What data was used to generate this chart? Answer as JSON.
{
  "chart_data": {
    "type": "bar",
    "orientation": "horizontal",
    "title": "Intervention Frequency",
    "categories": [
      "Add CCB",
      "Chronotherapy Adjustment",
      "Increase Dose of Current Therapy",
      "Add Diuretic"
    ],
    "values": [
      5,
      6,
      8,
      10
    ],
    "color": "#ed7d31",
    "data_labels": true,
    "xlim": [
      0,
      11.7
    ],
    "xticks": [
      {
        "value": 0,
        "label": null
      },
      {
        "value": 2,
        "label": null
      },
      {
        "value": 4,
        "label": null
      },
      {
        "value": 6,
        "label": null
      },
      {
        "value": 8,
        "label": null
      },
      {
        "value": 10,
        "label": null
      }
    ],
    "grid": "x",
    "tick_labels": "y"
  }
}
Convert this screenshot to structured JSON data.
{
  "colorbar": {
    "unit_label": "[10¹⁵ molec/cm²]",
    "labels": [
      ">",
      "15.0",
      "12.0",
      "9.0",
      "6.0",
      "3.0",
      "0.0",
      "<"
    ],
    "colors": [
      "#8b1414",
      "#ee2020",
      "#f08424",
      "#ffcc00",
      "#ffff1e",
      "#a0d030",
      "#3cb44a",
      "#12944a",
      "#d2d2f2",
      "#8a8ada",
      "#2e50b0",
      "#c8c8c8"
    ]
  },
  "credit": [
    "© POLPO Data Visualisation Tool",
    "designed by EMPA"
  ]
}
▬▬▬▬▬▬▬▬▬▬
▸ INSTRUCTIONS TO FOLLOW
Report how many lines hold the string "JSON", giving the number and nothing else.

▸ TASK OUTPUT
2